Task directions:
Restate all of the entries exactly, dropping any pictures they hold.

= = = = =

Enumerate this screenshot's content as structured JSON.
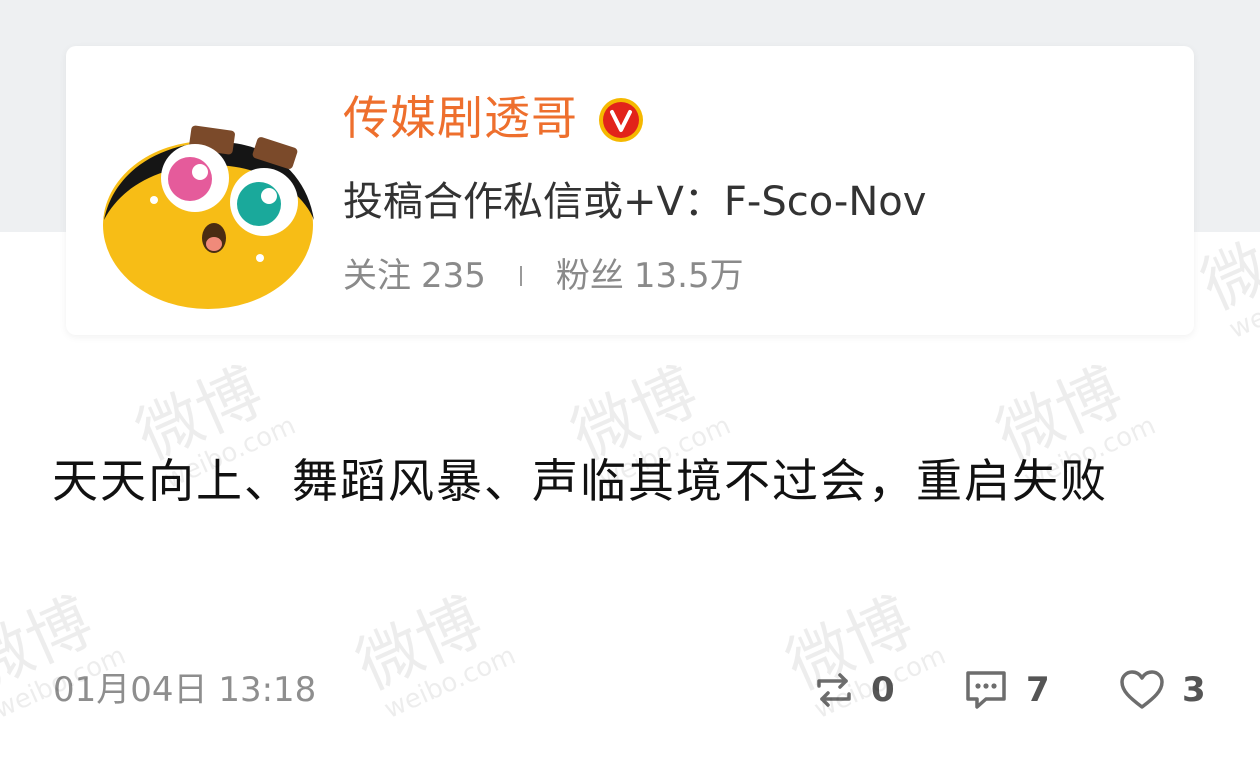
{
  "profile": {
    "name": "传媒剧透哥",
    "bio": "投稿合作私信或+V：F-Sco-Nov",
    "following_label": "关注",
    "following_count": "235",
    "followers_label": "粉丝",
    "followers_count": "13.5万",
    "avatar_icon": "cartoon-face-avatar",
    "verified_icon": "verified-badge-icon"
  },
  "post": {
    "text": "天天向上、舞蹈风暴、声临其境不过会，重启失败",
    "time": "01月04日 13:18"
  },
  "actions": {
    "repost_count": "0",
    "comment_count": "7",
    "like_count": "3"
  },
  "watermark": {
    "text": "微博",
    "subtext": "weibo.com"
  },
  "colors": {
    "name": "#ee6f2d",
    "verified_badge": "#e2231a",
    "page_band": "#eef0f2"
  }
}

= = = = =

Result for this task:
Enumerate this screenshot's content as structured JSON.
{
  "profile": {
    "name": "传媒剧透哥",
    "bio": "投稿合作私信或+V：F-Sco-Nov",
    "following_label": "关注",
    "following_count": "235",
    "followers_label": "粉丝",
    "followers_count": "13.5万",
    "avatar_icon": "cartoon-face-avatar",
    "verified_icon": "verified-badge-icon"
  },
  "post": {
    "text": "天天向上、舞蹈风暴、声临其境不过会，重启失败",
    "time": "01月04日 13:18"
  },
  "actions": {
    "repost_count": "0",
    "comment_count": "7",
    "like_count": "3"
  },
  "watermark": {
    "text": "微博",
    "subtext": "weibo.com"
  },
  "colors": {
    "name": "#ee6f2d",
    "verified_badge": "#e2231a",
    "page_band": "#eef0f2"
  }
}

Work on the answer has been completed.